(Some records)
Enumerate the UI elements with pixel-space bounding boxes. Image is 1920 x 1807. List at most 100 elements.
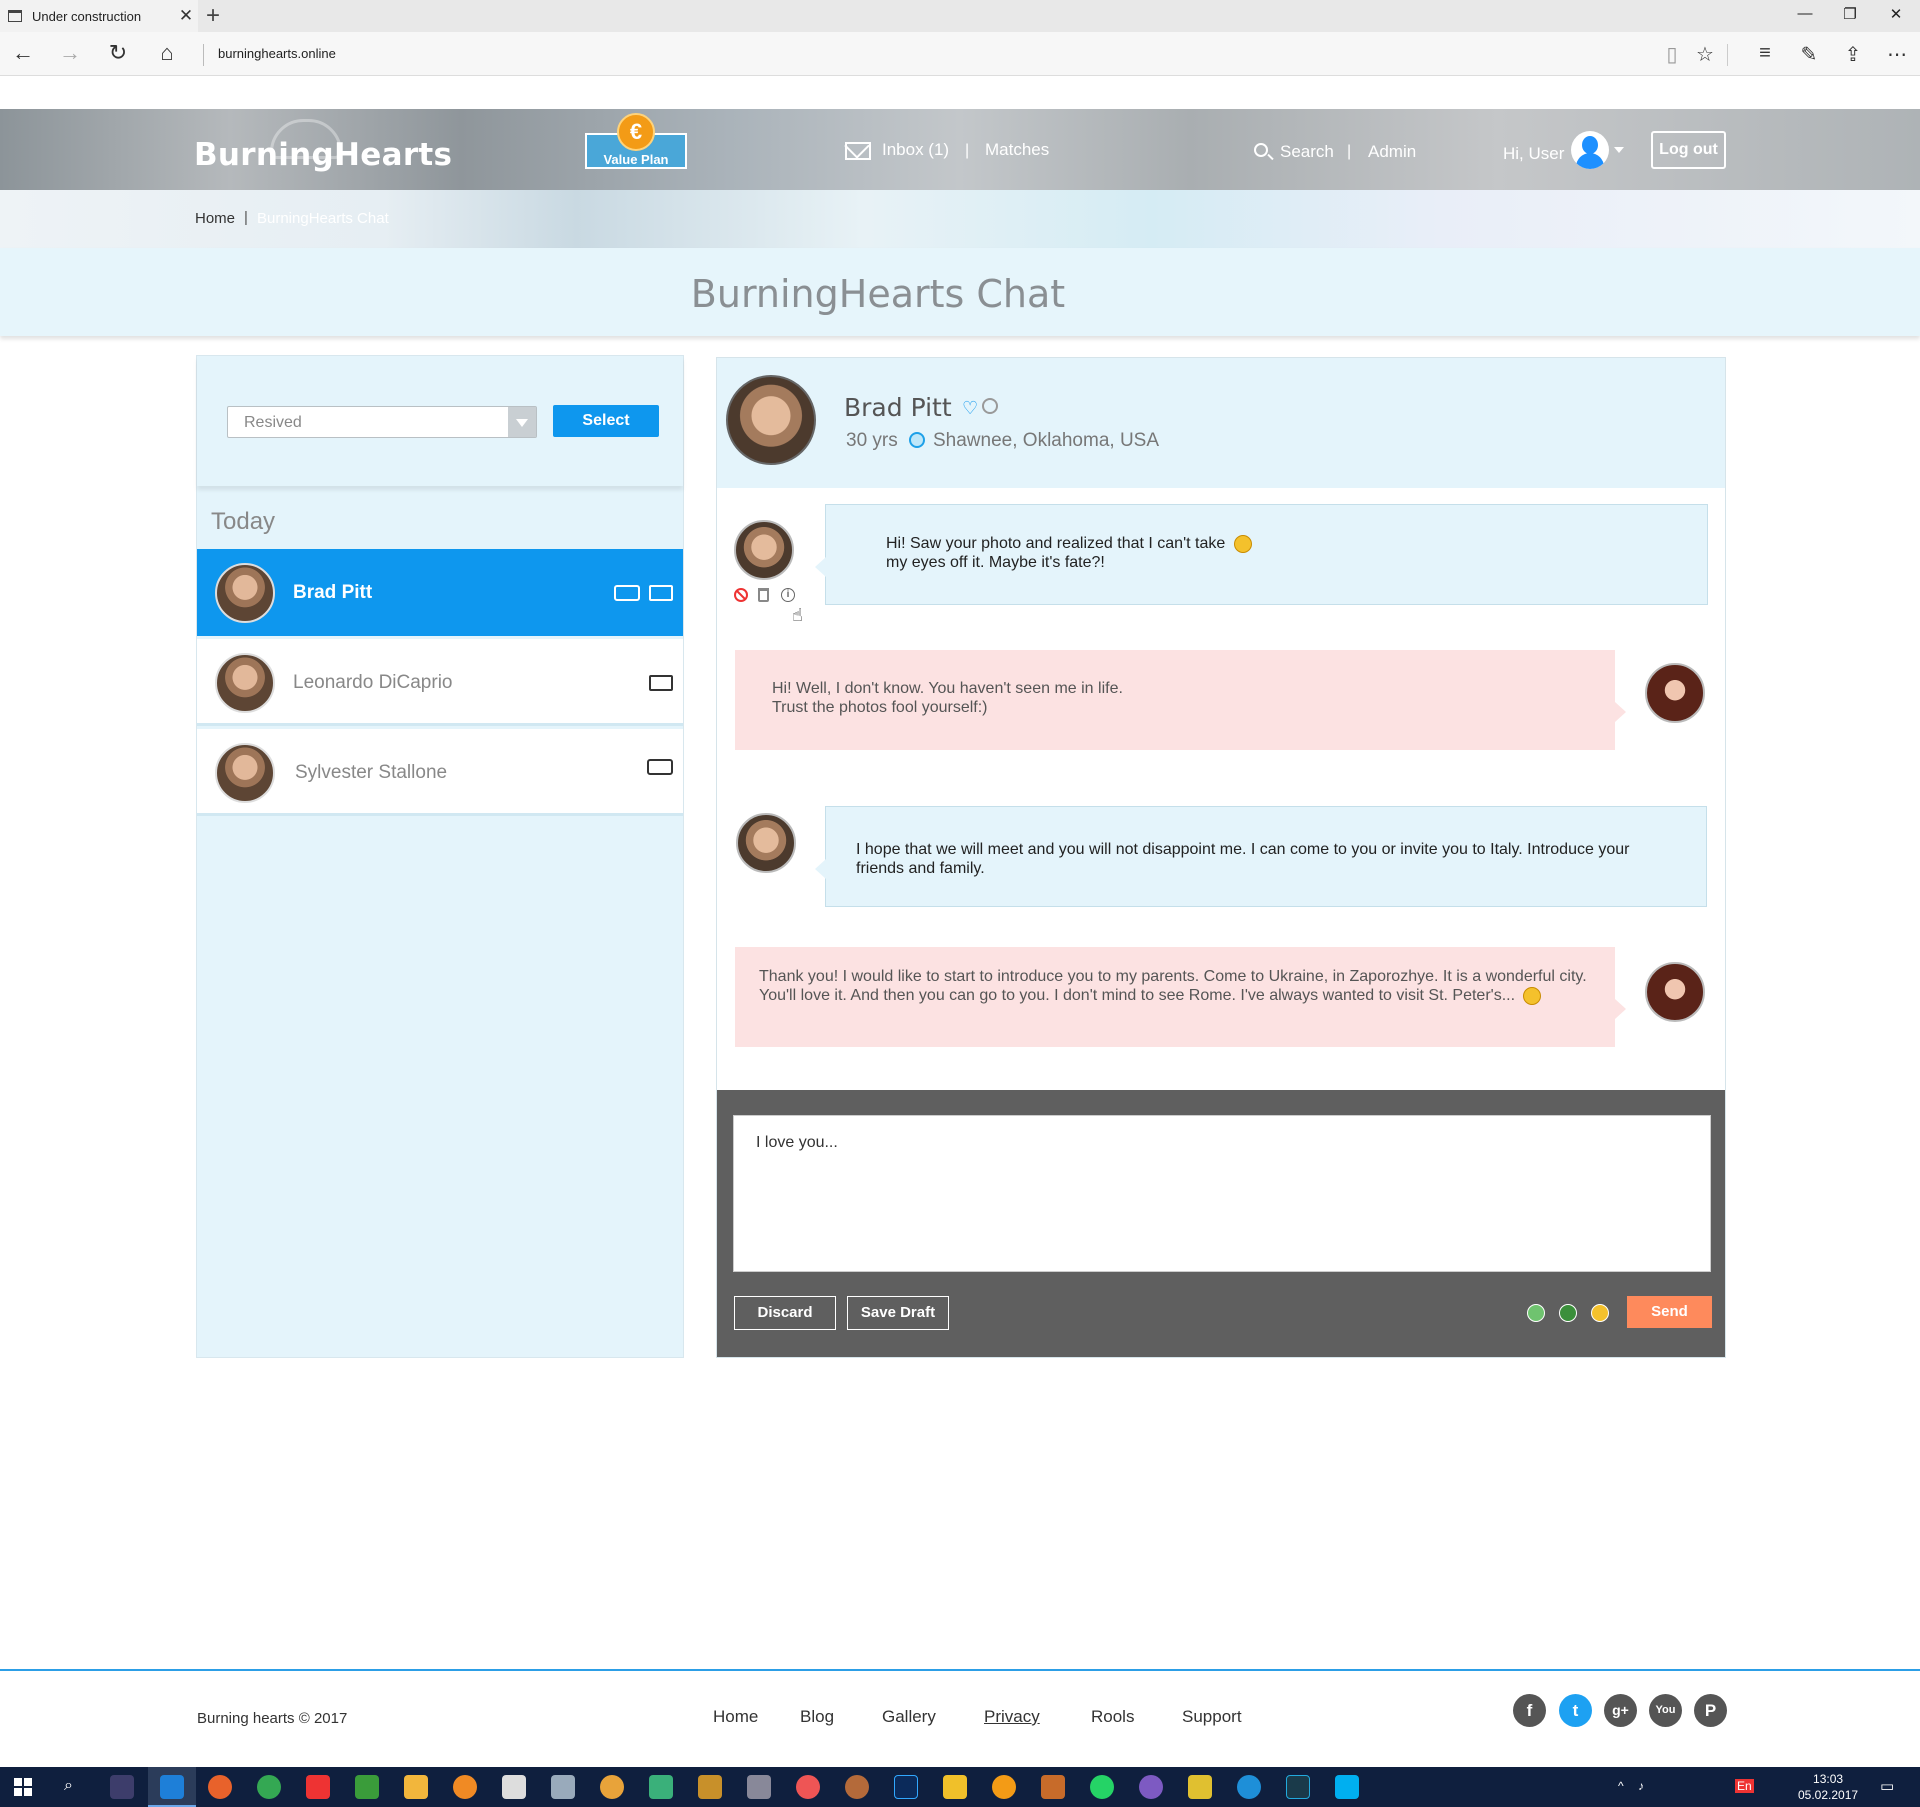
app-icon[interactable]	[453, 1775, 477, 1799]
filter-dropdown[interactable]: Resived	[227, 406, 537, 438]
forward-icon[interactable]: →	[55, 40, 85, 66]
app-icon[interactable]	[943, 1775, 967, 1799]
start-icon[interactable]	[14, 1778, 32, 1796]
info-icon[interactable]: i	[781, 588, 795, 602]
profile-avatar[interactable]	[726, 375, 816, 465]
trash-icon[interactable]	[758, 588, 769, 602]
block-icon[interactable]	[734, 588, 748, 602]
app-icon[interactable]	[649, 1775, 673, 1799]
footer-link-rools[interactable]: Rools	[1091, 1707, 1134, 1727]
photoshop-icon[interactable]	[894, 1775, 918, 1799]
logout-button[interactable]: Log out	[1651, 131, 1726, 169]
footer-link-blog[interactable]: Blog	[800, 1707, 834, 1727]
window-close-icon[interactable]: ✕	[1876, 5, 1916, 23]
nav-search[interactable]: Search	[1280, 142, 1334, 162]
folder-icon[interactable]	[404, 1775, 428, 1799]
message-bubble-outgoing: Thank you! I would like to start to intr…	[735, 947, 1626, 1047]
nav-separator: |	[965, 142, 970, 159]
footer-link-home[interactable]: Home	[713, 1707, 758, 1727]
favorite-star-icon[interactable]: ☆	[1690, 42, 1720, 67]
breadcrumb-home[interactable]: Home	[195, 210, 235, 227]
language-indicator[interactable]: En	[1735, 1779, 1754, 1793]
facebook-icon[interactable]: f	[1513, 1694, 1546, 1727]
app-icon[interactable]	[845, 1775, 869, 1799]
contact-item-brad-pitt[interactable]: Brad Pitt	[197, 549, 683, 636]
app-icon[interactable]	[796, 1775, 820, 1799]
store-icon[interactable]	[502, 1775, 526, 1799]
volume-icon[interactable]: ♪	[1638, 1779, 1644, 1793]
app-icon[interactable]	[1188, 1775, 1212, 1799]
filter-dropdown-value: Resived	[244, 414, 302, 431]
breadcrumb-current: BurningHearts Chat	[257, 210, 389, 227]
contact-item-sylvester-stallone[interactable]: Sylvester Stallone	[197, 729, 683, 816]
firefox-icon[interactable]	[208, 1775, 232, 1799]
audition-icon[interactable]	[1286, 1775, 1310, 1799]
app-icon[interactable]	[747, 1775, 771, 1799]
whatsapp-icon[interactable]	[1090, 1775, 1114, 1799]
pinterest-icon[interactable]: P	[1694, 1694, 1727, 1727]
chat-profile-header: Brad Pitt ♡ 30 yrs Shawnee, Oklahoma, US…	[717, 358, 1725, 488]
chevron-down-icon[interactable]	[1614, 147, 1624, 153]
minimize-icon[interactable]: —	[1785, 5, 1825, 22]
reading-view-icon[interactable]: ▯	[1657, 42, 1687, 67]
more-icon[interactable]: ⋯	[1882, 42, 1912, 67]
hub-icon[interactable]: ≡	[1750, 42, 1780, 65]
contact-name: Brad Pitt	[293, 582, 373, 603]
discard-button[interactable]: Discard	[734, 1296, 836, 1330]
search-taskbar-icon[interactable]: ⌕	[64, 1777, 73, 1795]
heart-icon[interactable]: ♡	[962, 398, 978, 419]
site-logo[interactable]: BurningHearts	[194, 137, 452, 173]
send-button[interactable]: Send	[1627, 1296, 1712, 1328]
app-icon[interactable]	[992, 1775, 1016, 1799]
yandex-icon[interactable]	[306, 1775, 330, 1799]
edge-icon[interactable]	[160, 1775, 184, 1799]
skype-icon[interactable]	[1335, 1775, 1359, 1799]
web-note-icon[interactable]: ✎	[1794, 42, 1824, 67]
avatar	[215, 653, 275, 713]
new-tab-icon[interactable]: +	[206, 2, 220, 30]
browser-tabbar: Under construction ✕ + — ❐ ✕	[0, 0, 1920, 32]
app-icon[interactable]	[110, 1775, 134, 1799]
address-bar[interactable]: burninghearts.online	[218, 46, 336, 61]
app-icon[interactable]	[1041, 1775, 1065, 1799]
youtube-icon[interactable]: You	[1649, 1694, 1682, 1727]
footer-link-privacy[interactable]: Privacy	[984, 1707, 1040, 1727]
filter-box: Resived Select	[197, 356, 683, 486]
chrome-icon[interactable]	[257, 1775, 281, 1799]
contact-item-leonardo-dicaprio[interactable]: Leonardo DiCaprio	[197, 639, 683, 726]
app-icon[interactable]	[600, 1775, 624, 1799]
google-plus-icon[interactable]: g+	[1604, 1694, 1637, 1727]
select-button[interactable]: Select	[553, 405, 659, 437]
footer-link-support[interactable]: Support	[1182, 1707, 1242, 1727]
message-bubble-incoming: I hope that we will meet and you will no…	[815, 806, 1707, 907]
app-icon[interactable]	[551, 1775, 575, 1799]
taskbar-clock[interactable]: 13:03 05.02.2017	[1798, 1771, 1858, 1803]
nav-admin[interactable]: Admin	[1368, 142, 1416, 162]
dropdown-arrow-icon[interactable]	[508, 407, 536, 437]
clock-icon[interactable]	[982, 398, 998, 414]
back-icon[interactable]: ←	[8, 40, 38, 66]
notification-icon[interactable]: ▭	[1880, 1777, 1894, 1795]
gift-icon[interactable]	[1559, 1304, 1577, 1322]
refresh-icon[interactable]: ↻	[103, 40, 133, 66]
nav-inbox[interactable]: Inbox (1)	[882, 140, 949, 160]
app-icon[interactable]	[698, 1775, 722, 1799]
user-avatar[interactable]	[1571, 131, 1609, 169]
emoji-picker-icon[interactable]	[1591, 1304, 1609, 1322]
ie-icon[interactable]	[1237, 1775, 1261, 1799]
footer-link-gallery[interactable]: Gallery	[882, 1707, 936, 1727]
twitter-icon[interactable]: t	[1559, 1694, 1592, 1727]
home-icon[interactable]: ⌂	[152, 40, 182, 66]
browser-tab[interactable]: Under construction ✕	[0, 0, 198, 32]
app-icon[interactable]	[355, 1775, 379, 1799]
save-draft-button[interactable]: Save Draft	[847, 1296, 949, 1330]
tab-close-icon[interactable]: ✕	[174, 6, 198, 26]
message-input[interactable]: I love you...	[733, 1115, 1711, 1272]
tray-chevron-icon[interactable]: ^	[1618, 1779, 1624, 1793]
user-status-icon[interactable]	[1527, 1304, 1545, 1322]
viber-icon[interactable]	[1139, 1775, 1163, 1799]
restore-icon[interactable]: ❐	[1830, 5, 1870, 23]
nav-matches[interactable]: Matches	[985, 140, 1049, 160]
profile-name[interactable]: Brad Pitt	[844, 393, 952, 422]
share-icon[interactable]: ⇪	[1838, 42, 1868, 67]
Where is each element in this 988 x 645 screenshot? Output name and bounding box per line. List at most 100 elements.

**EXERCISE INSTRUCTIONS**
Copy every line of the items above word for word, leaving out the pictures.

**TASK ANSWER**
Enumerate the UI elements with pixel-space bounding boxes. Image is 1920 x 1807. List at most 100 elements.
app-icon[interactable]	[453, 1775, 477, 1799]
filter-dropdown[interactable]: Resived	[227, 406, 537, 438]
forward-icon[interactable]: →	[55, 40, 85, 66]
app-icon[interactable]	[943, 1775, 967, 1799]
start-icon[interactable]	[14, 1778, 32, 1796]
info-icon[interactable]: i	[781, 588, 795, 602]
profile-avatar[interactable]	[726, 375, 816, 465]
trash-icon[interactable]	[758, 588, 769, 602]
block-icon[interactable]	[734, 588, 748, 602]
app-icon[interactable]	[649, 1775, 673, 1799]
footer-link-rools[interactable]: Rools	[1091, 1707, 1134, 1727]
photoshop-icon[interactable]	[894, 1775, 918, 1799]
logout-button[interactable]: Log out	[1651, 131, 1726, 169]
footer-link-blog[interactable]: Blog	[800, 1707, 834, 1727]
window-close-icon[interactable]: ✕	[1876, 5, 1916, 23]
nav-search[interactable]: Search	[1280, 142, 1334, 162]
folder-icon[interactable]	[404, 1775, 428, 1799]
message-bubble-outgoing: Thank you! I would like to start to intr…	[735, 947, 1626, 1047]
nav-separator: |	[965, 142, 970, 159]
footer-link-home[interactable]: Home	[713, 1707, 758, 1727]
favorite-star-icon[interactable]: ☆	[1690, 42, 1720, 67]
breadcrumb-home[interactable]: Home	[195, 210, 235, 227]
language-indicator[interactable]: En	[1735, 1779, 1754, 1793]
facebook-icon[interactable]: f	[1513, 1694, 1546, 1727]
app-icon[interactable]	[845, 1775, 869, 1799]
contact-item-brad-pitt[interactable]: Brad Pitt	[197, 549, 683, 636]
app-icon[interactable]	[796, 1775, 820, 1799]
store-icon[interactable]	[502, 1775, 526, 1799]
volume-icon[interactable]: ♪	[1638, 1779, 1644, 1793]
app-icon[interactable]	[1188, 1775, 1212, 1799]
filter-dropdown-value: Resived	[244, 414, 302, 431]
breadcrumb-current: BurningHearts Chat	[257, 210, 389, 227]
contact-item-sylvester-stallone[interactable]: Sylvester Stallone	[197, 729, 683, 816]
firefox-icon[interactable]	[208, 1775, 232, 1799]
audition-icon[interactable]	[1286, 1775, 1310, 1799]
app-icon[interactable]	[747, 1775, 771, 1799]
whatsapp-icon[interactable]	[1090, 1775, 1114, 1799]
pinterest-icon[interactable]: P	[1694, 1694, 1727, 1727]
chat-profile-header: Brad Pitt ♡ 30 yrs Shawnee, Oklahoma, US…	[717, 358, 1725, 488]
chevron-down-icon[interactable]	[1614, 147, 1624, 153]
minimize-icon[interactable]: —	[1785, 5, 1825, 22]
reading-view-icon[interactable]: ▯	[1657, 42, 1687, 67]
more-icon[interactable]: ⋯	[1882, 42, 1912, 67]
hub-icon[interactable]: ≡	[1750, 42, 1780, 65]
contact-name: Brad Pitt	[293, 582, 373, 603]
discard-button[interactable]: Discard	[734, 1296, 836, 1330]
search-taskbar-icon[interactable]: ⌕	[64, 1777, 73, 1795]
heart-icon[interactable]: ♡	[962, 398, 978, 419]
site-logo[interactable]: BurningHearts	[194, 137, 452, 173]
send-button[interactable]: Send	[1627, 1296, 1712, 1328]
app-icon[interactable]	[992, 1775, 1016, 1799]
yandex-icon[interactable]	[306, 1775, 330, 1799]
edge-icon[interactable]	[160, 1775, 184, 1799]
skype-icon[interactable]	[1335, 1775, 1359, 1799]
web-note-icon[interactable]: ✎	[1794, 42, 1824, 67]
avatar	[215, 653, 275, 713]
new-tab-icon[interactable]: +	[206, 2, 220, 30]
browser-tabbar: Under construction ✕ + — ❐ ✕	[0, 0, 1920, 32]
app-icon[interactable]	[110, 1775, 134, 1799]
address-bar[interactable]: burninghearts.online	[218, 46, 336, 61]
app-icon[interactable]	[1041, 1775, 1065, 1799]
youtube-icon[interactable]: You	[1649, 1694, 1682, 1727]
footer-link-privacy[interactable]: Privacy	[984, 1707, 1040, 1727]
filter-box: Resived Select	[197, 356, 683, 486]
chrome-icon[interactable]	[257, 1775, 281, 1799]
contact-item-leonardo-dicaprio[interactable]: Leonardo DiCaprio	[197, 639, 683, 726]
app-icon[interactable]	[600, 1775, 624, 1799]
google-plus-icon[interactable]: g+	[1604, 1694, 1637, 1727]
select-button[interactable]: Select	[553, 405, 659, 437]
footer-link-support[interactable]: Support	[1182, 1707, 1242, 1727]
message-bubble-incoming: I hope that we will meet and you will no…	[815, 806, 1707, 907]
app-icon[interactable]	[551, 1775, 575, 1799]
taskbar-clock[interactable]: 13:03 05.02.2017	[1798, 1771, 1858, 1803]
nav-admin[interactable]: Admin	[1368, 142, 1416, 162]
dropdown-arrow-icon[interactable]	[508, 407, 536, 437]
clock-icon[interactable]	[982, 398, 998, 414]
back-icon[interactable]: ←	[8, 40, 38, 66]
notification-icon[interactable]: ▭	[1880, 1777, 1894, 1795]
gift-icon[interactable]	[1559, 1304, 1577, 1322]
refresh-icon[interactable]: ↻	[103, 40, 133, 66]
nav-inbox[interactable]: Inbox (1)	[882, 140, 949, 160]
app-icon[interactable]	[698, 1775, 722, 1799]
user-avatar[interactable]	[1571, 131, 1609, 169]
emoji-picker-icon[interactable]	[1591, 1304, 1609, 1322]
ie-icon[interactable]	[1237, 1775, 1261, 1799]
footer-link-gallery[interactable]: Gallery	[882, 1707, 936, 1727]
twitter-icon[interactable]: t	[1559, 1694, 1592, 1727]
home-icon[interactable]: ⌂	[152, 40, 182, 66]
browser-tab[interactable]: Under construction ✕	[0, 0, 198, 32]
app-icon[interactable]	[355, 1775, 379, 1799]
save-draft-button[interactable]: Save Draft	[847, 1296, 949, 1330]
tab-close-icon[interactable]: ✕	[174, 6, 198, 26]
message-input[interactable]: I love you...	[733, 1115, 1711, 1272]
tray-chevron-icon[interactable]: ^	[1618, 1779, 1624, 1793]
user-status-icon[interactable]	[1527, 1304, 1545, 1322]
viber-icon[interactable]	[1139, 1775, 1163, 1799]
restore-icon[interactable]: ❐	[1830, 5, 1870, 23]
nav-matches[interactable]: Matches	[985, 140, 1049, 160]
profile-name[interactable]: Brad Pitt	[844, 393, 952, 422]
share-icon[interactable]: ⇪	[1838, 42, 1868, 67]
Where is each element in this 988 x 645 screenshot? Output name and bounding box per line. List at most 100 elements.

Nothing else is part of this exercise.